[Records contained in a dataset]

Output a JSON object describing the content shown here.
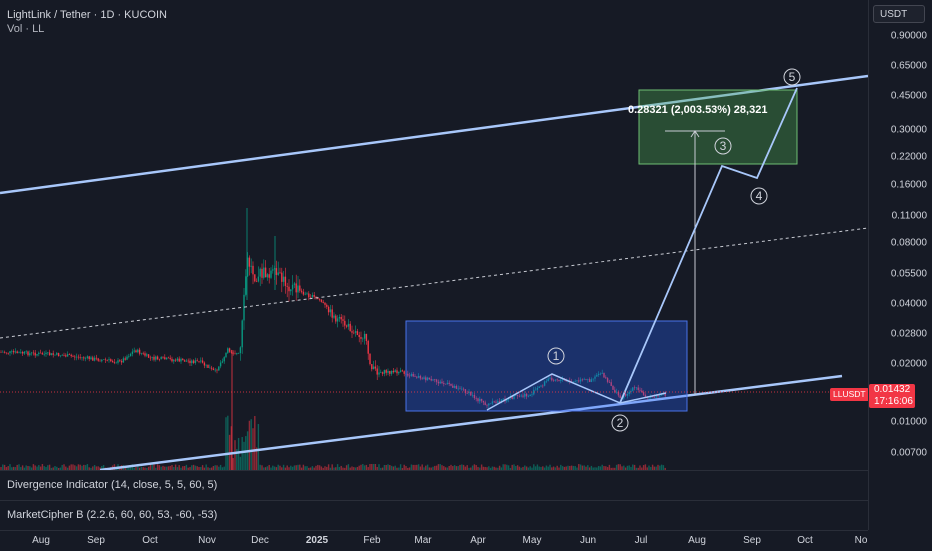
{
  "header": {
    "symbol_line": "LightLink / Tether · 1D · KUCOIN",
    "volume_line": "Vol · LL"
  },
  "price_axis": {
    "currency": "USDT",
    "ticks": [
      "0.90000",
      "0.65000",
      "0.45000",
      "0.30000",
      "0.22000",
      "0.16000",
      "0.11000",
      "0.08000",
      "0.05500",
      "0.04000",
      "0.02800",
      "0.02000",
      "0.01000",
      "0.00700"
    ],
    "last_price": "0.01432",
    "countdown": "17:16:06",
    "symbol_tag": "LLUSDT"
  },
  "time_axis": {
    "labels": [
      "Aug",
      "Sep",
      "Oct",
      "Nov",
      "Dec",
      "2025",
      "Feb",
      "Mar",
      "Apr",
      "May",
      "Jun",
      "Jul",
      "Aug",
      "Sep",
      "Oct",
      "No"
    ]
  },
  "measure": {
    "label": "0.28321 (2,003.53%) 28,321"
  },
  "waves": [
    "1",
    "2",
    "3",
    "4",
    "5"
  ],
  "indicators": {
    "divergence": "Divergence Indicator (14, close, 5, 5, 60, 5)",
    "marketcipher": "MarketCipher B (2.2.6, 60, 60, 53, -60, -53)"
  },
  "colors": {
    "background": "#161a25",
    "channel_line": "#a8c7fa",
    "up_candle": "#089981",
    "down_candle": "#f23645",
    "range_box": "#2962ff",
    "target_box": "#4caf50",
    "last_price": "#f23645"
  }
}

**EXERCISE DIRECTIONS:** Write out all the entries again, word for word, and print no images.

**ANSWER FOR THE TASK:**
Output a JSON object describing the content shown here.
{
  "header": {
    "symbol_line": "LightLink / Tether · 1D · KUCOIN",
    "volume_line": "Vol · LL"
  },
  "price_axis": {
    "currency": "USDT",
    "ticks": [
      "0.90000",
      "0.65000",
      "0.45000",
      "0.30000",
      "0.22000",
      "0.16000",
      "0.11000",
      "0.08000",
      "0.05500",
      "0.04000",
      "0.02800",
      "0.02000",
      "0.01000",
      "0.00700"
    ],
    "last_price": "0.01432",
    "countdown": "17:16:06",
    "symbol_tag": "LLUSDT"
  },
  "time_axis": {
    "labels": [
      "Aug",
      "Sep",
      "Oct",
      "Nov",
      "Dec",
      "2025",
      "Feb",
      "Mar",
      "Apr",
      "May",
      "Jun",
      "Jul",
      "Aug",
      "Sep",
      "Oct",
      "No"
    ]
  },
  "measure": {
    "label": "0.28321 (2,003.53%) 28,321"
  },
  "waves": [
    "1",
    "2",
    "3",
    "4",
    "5"
  ],
  "indicators": {
    "divergence": "Divergence Indicator (14, close, 5, 5, 60, 5)",
    "marketcipher": "MarketCipher B (2.2.6, 60, 60, 53, -60, -53)"
  },
  "colors": {
    "background": "#161a25",
    "channel_line": "#a8c7fa",
    "up_candle": "#089981",
    "down_candle": "#f23645",
    "range_box": "#2962ff",
    "target_box": "#4caf50",
    "last_price": "#f23645"
  }
}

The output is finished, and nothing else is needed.